▸ **Task requirements**
Skip every picture and transcribe the remaining material exactly.

(Dataset listings of figures)
※ ※ ※

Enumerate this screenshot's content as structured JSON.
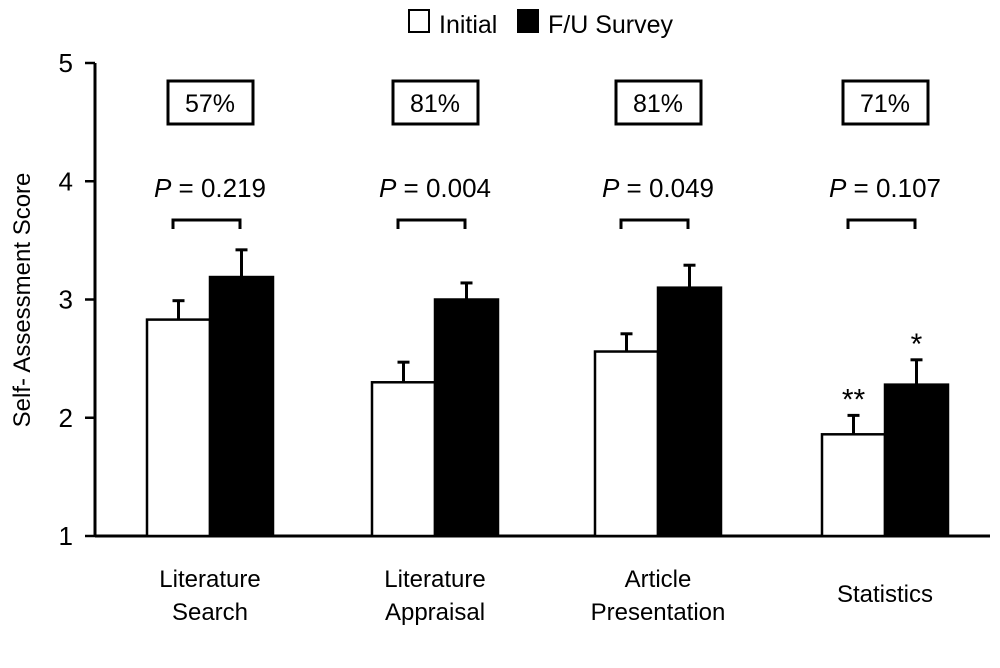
{
  "chart_data": {
    "type": "bar",
    "title": "",
    "xlabel": "",
    "ylabel": "Self- Assessment  Score",
    "ylim": [
      1,
      5
    ],
    "yticks": [
      1,
      2,
      3,
      4,
      5
    ],
    "grid": false,
    "legend_position": "top-center",
    "categories": [
      {
        "lines": [
          "Literature",
          "Search"
        ]
      },
      {
        "lines": [
          "Literature",
          "Appraisal"
        ]
      },
      {
        "lines": [
          "Article",
          "Presentation"
        ]
      },
      {
        "lines": [
          "Statistics"
        ]
      }
    ],
    "series": [
      {
        "name": "Initial",
        "color": "#ffffff",
        "values": [
          2.83,
          2.3,
          2.56,
          1.86
        ],
        "errors": [
          0.16,
          0.17,
          0.15,
          0.16
        ],
        "sig": [
          "",
          "",
          "",
          "**"
        ]
      },
      {
        "name": "F/U Survey",
        "color": "#000000",
        "values": [
          3.19,
          3.0,
          3.1,
          2.28
        ],
        "errors": [
          0.23,
          0.14,
          0.19,
          0.21
        ],
        "sig": [
          "",
          "",
          "",
          "*"
        ]
      }
    ],
    "pvalues": [
      "= 0.219",
      "= 0.004",
      "= 0.049",
      "= 0.107"
    ],
    "p_label": "P",
    "percent_boxes": [
      "57%",
      "81%",
      "81%",
      "71%"
    ]
  }
}
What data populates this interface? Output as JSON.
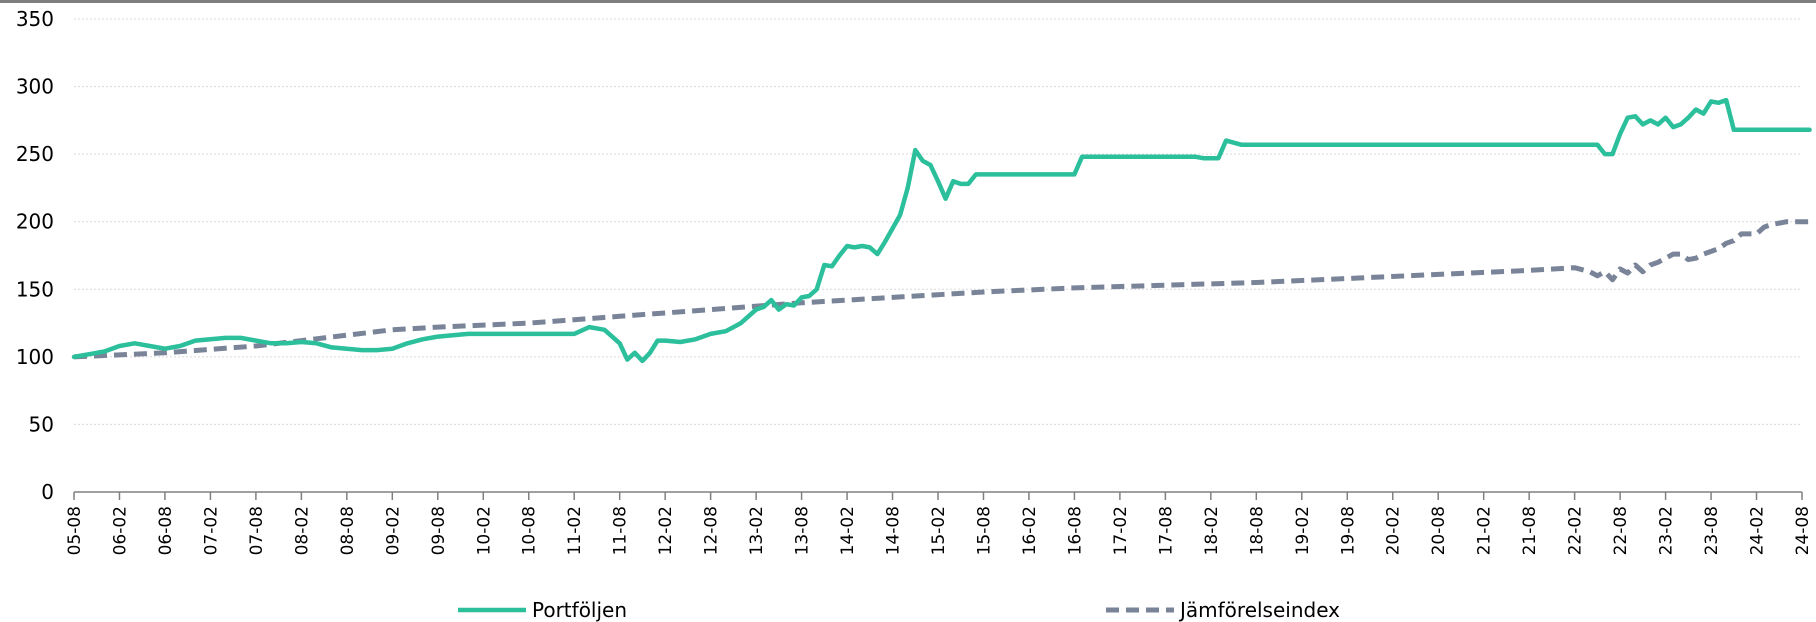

※ ※ ※

▸ **Completed task**
Enumerate this screenshot's content as structured JSON.
{
  "chart_data": {
    "type": "bar",
    "title": "",
    "xlabel": "",
    "ylabel": "Self- Assessment  Score",
    "ylim": [
      1,
      5
    ],
    "yticks": [
      1,
      2,
      3,
      4,
      5
    ],
    "grid": false,
    "legend_position": "top-center",
    "categories": [
      {
        "lines": [
          "Literature",
          "Search"
        ]
      },
      {
        "lines": [
          "Literature",
          "Appraisal"
        ]
      },
      {
        "lines": [
          "Article",
          "Presentation"
        ]
      },
      {
        "lines": [
          "Statistics"
        ]
      }
    ],
    "series": [
      {
        "name": "Initial",
        "color": "#ffffff",
        "values": [
          2.83,
          2.3,
          2.56,
          1.86
        ],
        "errors": [
          0.16,
          0.17,
          0.15,
          0.16
        ],
        "sig": [
          "",
          "",
          "",
          "**"
        ]
      },
      {
        "name": "F/U Survey",
        "color": "#000000",
        "values": [
          3.19,
          3.0,
          3.1,
          2.28
        ],
        "errors": [
          0.23,
          0.14,
          0.19,
          0.21
        ],
        "sig": [
          "",
          "",
          "",
          "*"
        ]
      }
    ],
    "pvalues": [
      "= 0.219",
      "= 0.004",
      "= 0.049",
      "= 0.107"
    ],
    "p_label": "P",
    "percent_boxes": [
      "57%",
      "81%",
      "81%",
      "71%"
    ]
  }
}
What data populates this interface? Output as JSON.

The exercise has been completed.